Print the data exactly as it is given, please.

—————

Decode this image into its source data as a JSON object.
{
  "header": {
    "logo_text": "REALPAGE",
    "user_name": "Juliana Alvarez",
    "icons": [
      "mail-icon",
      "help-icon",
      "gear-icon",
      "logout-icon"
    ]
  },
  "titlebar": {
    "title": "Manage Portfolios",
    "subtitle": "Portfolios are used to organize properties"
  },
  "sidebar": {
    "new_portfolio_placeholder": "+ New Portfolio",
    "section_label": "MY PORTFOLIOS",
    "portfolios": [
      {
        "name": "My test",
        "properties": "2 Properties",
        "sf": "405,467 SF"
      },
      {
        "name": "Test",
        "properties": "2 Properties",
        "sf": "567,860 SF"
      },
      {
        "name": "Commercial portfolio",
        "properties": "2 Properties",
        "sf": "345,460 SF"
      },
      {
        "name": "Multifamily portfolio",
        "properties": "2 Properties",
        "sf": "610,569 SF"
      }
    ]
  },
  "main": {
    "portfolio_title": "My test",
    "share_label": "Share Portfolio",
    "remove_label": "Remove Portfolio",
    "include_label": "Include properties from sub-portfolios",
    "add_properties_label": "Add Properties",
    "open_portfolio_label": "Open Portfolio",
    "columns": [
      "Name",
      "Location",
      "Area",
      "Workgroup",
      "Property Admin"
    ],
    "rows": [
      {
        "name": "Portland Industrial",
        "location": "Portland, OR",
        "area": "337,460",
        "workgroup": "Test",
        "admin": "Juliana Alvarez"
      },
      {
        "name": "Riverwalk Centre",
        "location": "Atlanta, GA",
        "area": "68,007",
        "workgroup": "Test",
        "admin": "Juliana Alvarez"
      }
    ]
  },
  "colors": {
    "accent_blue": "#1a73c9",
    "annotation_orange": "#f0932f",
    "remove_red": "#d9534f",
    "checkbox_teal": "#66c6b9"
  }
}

—————

**COMPLETE ANSWER**
Decode this image into its source data as a JSON object.
{
  "header": {
    "logo_text": "REALPAGE",
    "user_name": "Juliana Alvarez",
    "icons": [
      "mail-icon",
      "help-icon",
      "gear-icon",
      "logout-icon"
    ]
  },
  "titlebar": {
    "title": "Manage Portfolios",
    "subtitle": "Portfolios are used to organize properties"
  },
  "sidebar": {
    "new_portfolio_placeholder": "+ New Portfolio",
    "section_label": "MY PORTFOLIOS",
    "portfolios": [
      {
        "name": "My test",
        "properties": "2 Properties",
        "sf": "405,467 SF"
      },
      {
        "name": "Test",
        "properties": "2 Properties",
        "sf": "567,860 SF"
      },
      {
        "name": "Commercial portfolio",
        "properties": "2 Properties",
        "sf": "345,460 SF"
      },
      {
        "name": "Multifamily portfolio",
        "properties": "2 Properties",
        "sf": "610,569 SF"
      }
    ]
  },
  "main": {
    "portfolio_title": "My test",
    "share_label": "Share Portfolio",
    "remove_label": "Remove Portfolio",
    "include_label": "Include properties from sub-portfolios",
    "add_properties_label": "Add Properties",
    "open_portfolio_label": "Open Portfolio",
    "columns": [
      "Name",
      "Location",
      "Area",
      "Workgroup",
      "Property Admin"
    ],
    "rows": [
      {
        "name": "Portland Industrial",
        "location": "Portland, OR",
        "area": "337,460",
        "workgroup": "Test",
        "admin": "Juliana Alvarez"
      },
      {
        "name": "Riverwalk Centre",
        "location": "Atlanta, GA",
        "area": "68,007",
        "workgroup": "Test",
        "admin": "Juliana Alvarez"
      }
    ]
  },
  "colors": {
    "accent_blue": "#1a73c9",
    "annotation_orange": "#f0932f",
    "remove_red": "#d9534f",
    "checkbox_teal": "#66c6b9"
  }
}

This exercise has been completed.